Given exercise.
Transcribe everything in the data word for word. Pictures are left out.

# # # # # # #

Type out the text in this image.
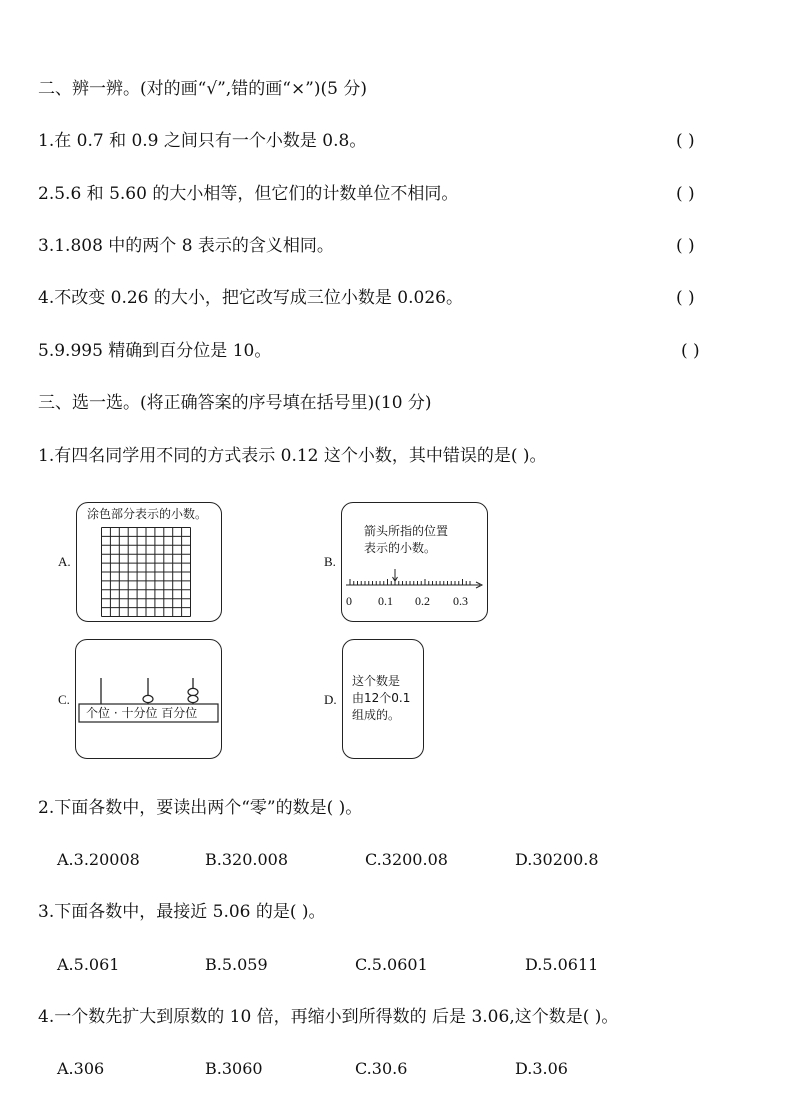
二、辨一辨。(对的画“√”,错的画“×”)(5 分)
1.在 0.7 和 0.9 之间只有一个小数是 0.8。	( )
2.5.6 和 5.60 的大小相等，但它们的计数单位不相同。	( )
3.1.808 中的两个 8 表示的含义相同。	( )
4.不改变 0.26 的大小，把它改写成三位小数是 0.026。	( )
5.9.995 精确到百分位是 10。	( )
三、选一选。(将正确答案的序号填在括号里)(10 分)
1.有四名同学用不同的方式表示 0.12 这个小数，其中错误的是( )。
A.
涂色部分表示的小数。
B.
箭头所指的位置
表示的小数。
0 0.1 0.2 0.3
C.
个位 · 十分位 百分位
D.
这个数是
由12个0.1
组成的。
2.下面各数中，要读出两个“零”的数是( )。
A.3.20008	B.320.008	C.3200.08	D.30200.8
3.下面各数中，最接近 5.06 的是( )。
A.5.061	B.5.059	C.5.0601	D.5.0611
4.一个数先扩大到原数的 10 倍，再缩小到所得数的 后是 3.06,这个数是( )。
A.306	B.3060	C.30.6	D.3.06
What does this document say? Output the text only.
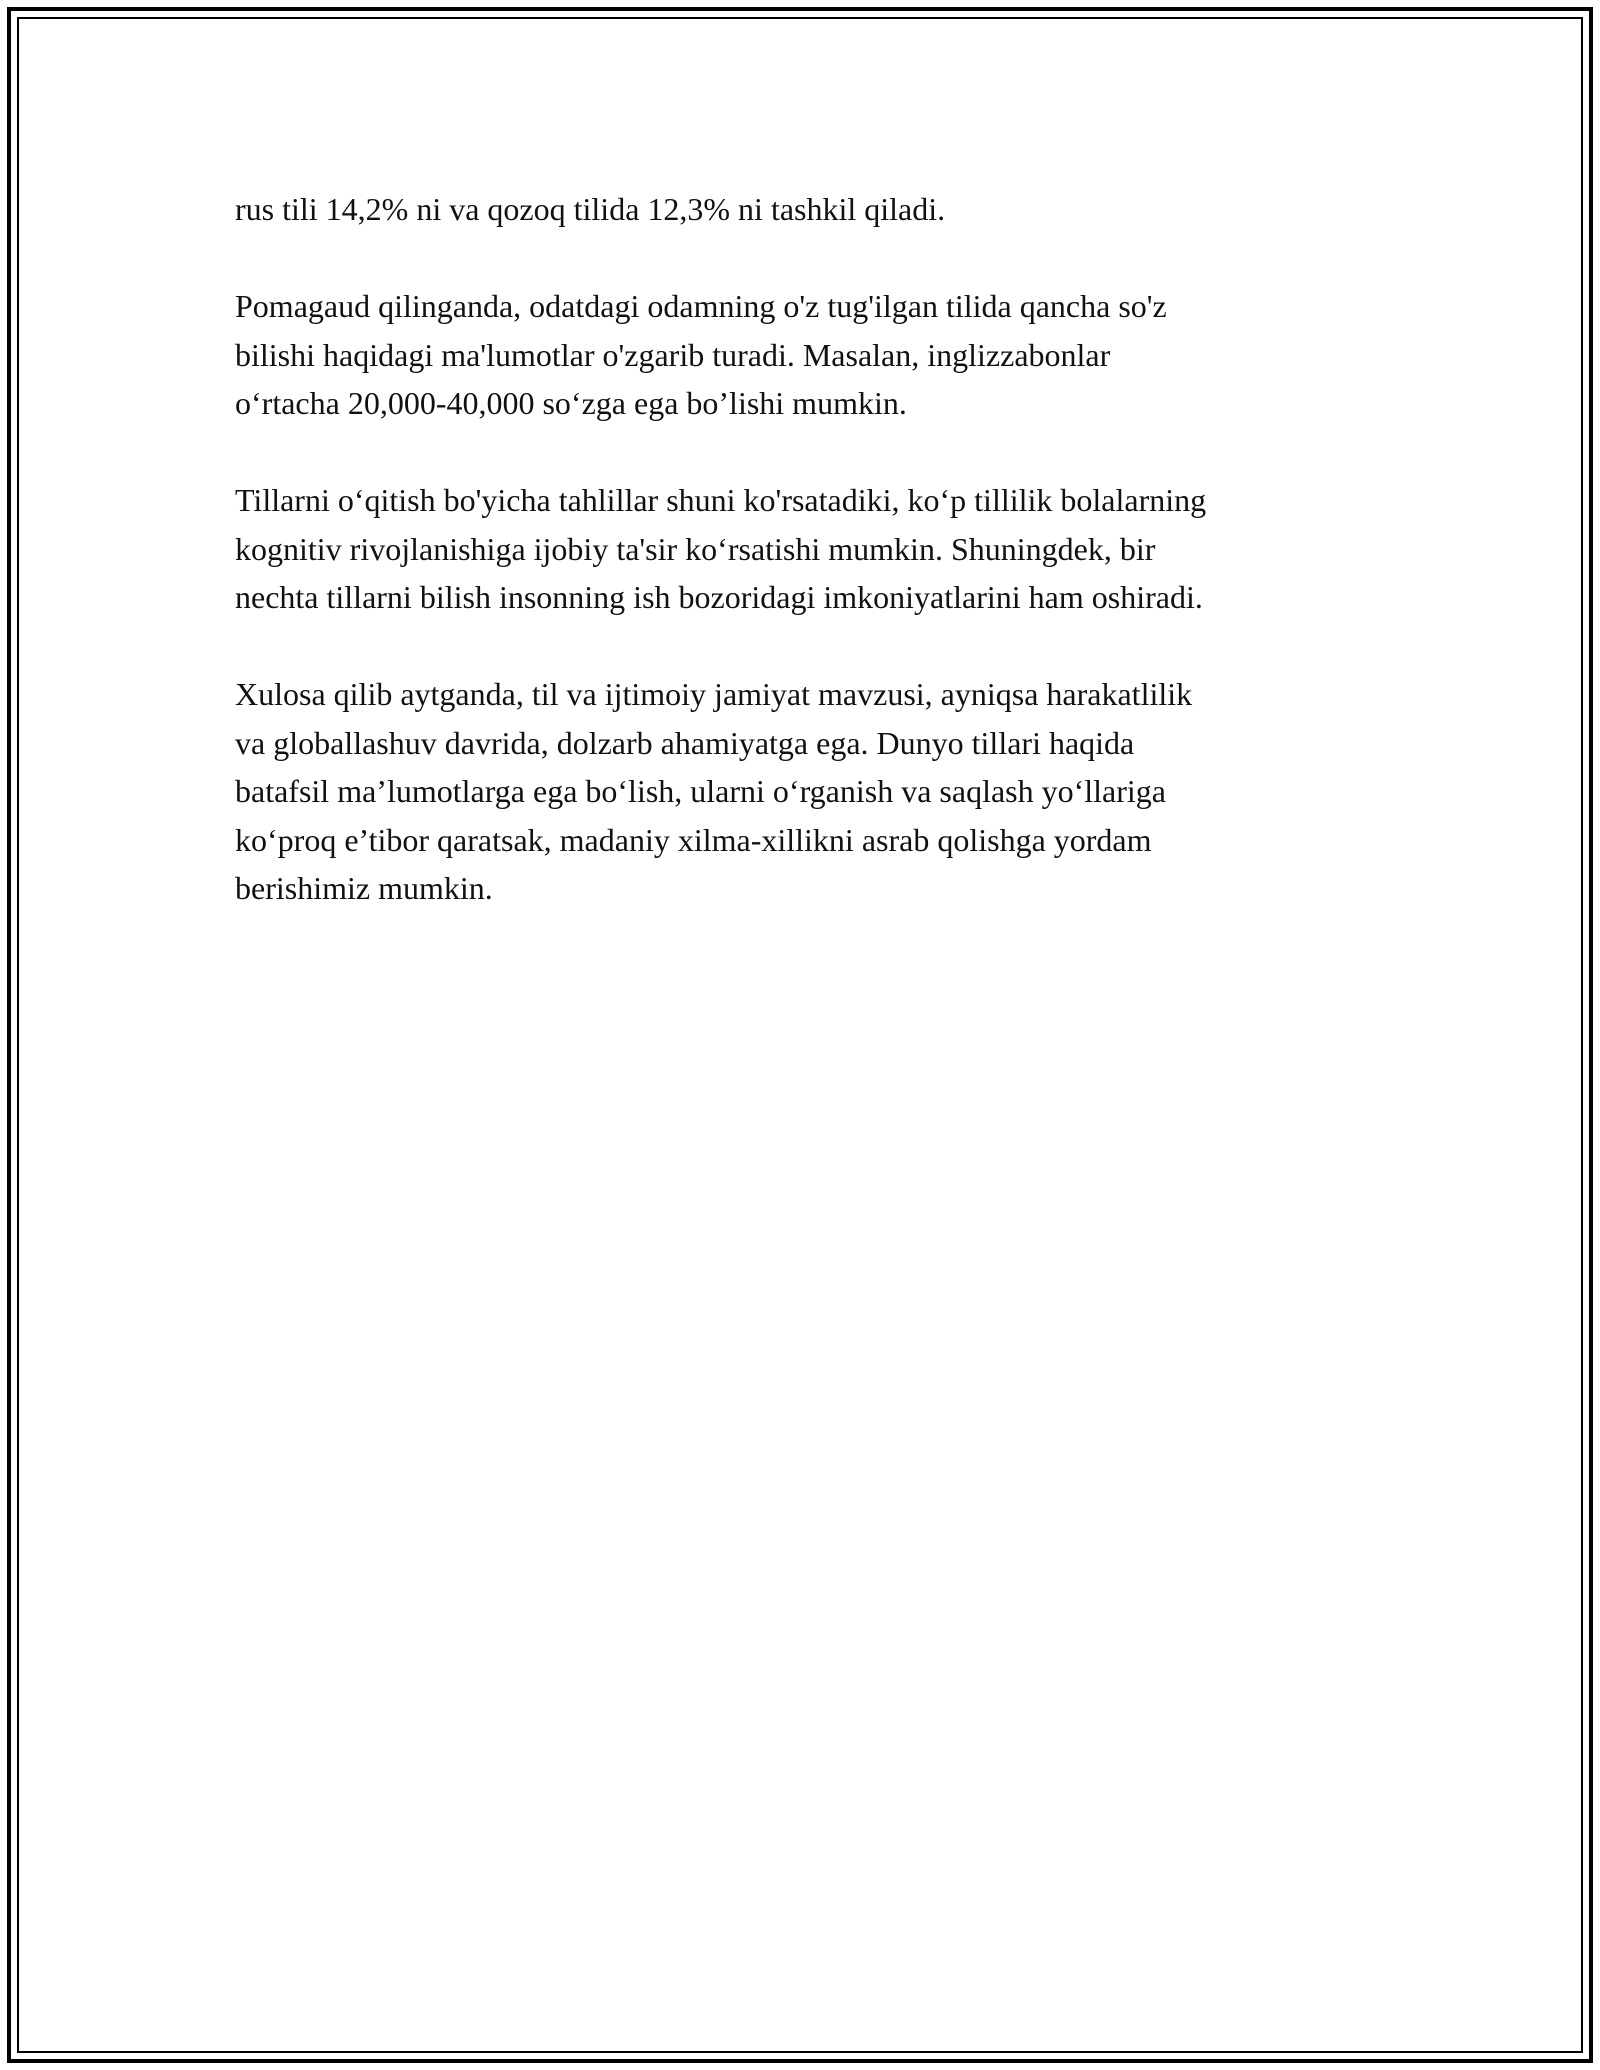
rus tili 14,2% ni va qozoq tilida 12,3% ni tashkil qiladi.

Pomagaud qilinganda, odatdagi odamning o'z tug'ilgan tilida qancha so'z
bilishi haqidagi ma'lumotlar o'zgarib turadi. Masalan, inglizzabonlar
o‘rtacha 20,000-40,000 so‘zga ega bo’lishi mumkin.

Tillarni o‘qitish bo'yicha tahlillar shuni ko'rsatadiki, ko‘p tillilik bolalarning
kognitiv rivojlanishiga ijobiy ta'sir ko‘rsatishi mumkin. Shuningdek, bir
nechta tillarni bilish insonning ish bozoridagi imkoniyatlarini ham oshiradi.

Xulosa qilib aytganda, til va ijtimoiy jamiyat mavzusi, ayniqsa harakatlilik
va globallashuv davrida, dolzarb ahamiyatga ega. Dunyo tillari haqida
batafsil ma’lumotlarga ega bo‘lish, ularni o‘rganish va saqlash yo‘llariga
ko‘proq e’tibor qaratsak, madaniy xilma-xillikni asrab qolishga yordam
berishimiz mumkin.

# # # # # # #

Result for this exercise.
Type out the text in this image.
二、辨一辨。(对的画“√”,错的画“×”)(5 分)
1.在 0.7 和 0.9 之间只有一个小数是 0.8。	( )
2.5.6 和 5.60 的大小相等，但它们的计数单位不相同。	( )
3.1.808 中的两个 8 表示的含义相同。	( )
4.不改变 0.26 的大小，把它改写成三位小数是 0.026。	( )
5.9.995 精确到百分位是 10。	( )
三、选一选。(将正确答案的序号填在括号里)(10 分)
1.有四名同学用不同的方式表示 0.12 这个小数，其中错误的是( )。
A.
涂色部分表示的小数。
B.
箭头所指的位置
表示的小数。
0 0.1 0.2 0.3
C.
个位 · 十分位 百分位
D.
这个数是
由12个0.1
组成的。
2.下面各数中，要读出两个“零”的数是( )。
A.3.20008	B.320.008	C.3200.08	D.30200.8
3.下面各数中，最接近 5.06 的是( )。
A.5.061	B.5.059	C.5.0601	D.5.0611
4.一个数先扩大到原数的 10 倍，再缩小到所得数的 后是 3.06,这个数是( )。
A.306	B.3060	C.30.6	D.3.06
What does this document say? Output the text only.
rus tili 14,2% ni va qozoq tilida 12,3% ni tashkil qiladi.

Pomagaud qilinganda, odatdagi odamning o'z tug'ilgan tilida qancha so'z
bilishi haqidagi ma'lumotlar o'zgarib turadi. Masalan, inglizzabonlar
o‘rtacha 20,000-40,000 so‘zga ega bo’lishi mumkin.

Tillarni o‘qitish bo'yicha tahlillar shuni ko'rsatadiki, ko‘p tillilik bolalarning
kognitiv rivojlanishiga ijobiy ta'sir ko‘rsatishi mumkin. Shuningdek, bir
nechta tillarni bilish insonning ish bozoridagi imkoniyatlarini ham oshiradi.

Xulosa qilib aytganda, til va ijtimoiy jamiyat mavzusi, ayniqsa harakatlilik
va globallashuv davrida, dolzarb ahamiyatga ega. Dunyo tillari haqida
batafsil ma’lumotlarga ega bo‘lish, ularni o‘rganish va saqlash yo‘llariga
ko‘proq e’tibor qaratsak, madaniy xilma-xillikni asrab qolishga yordam
berishimiz mumkin.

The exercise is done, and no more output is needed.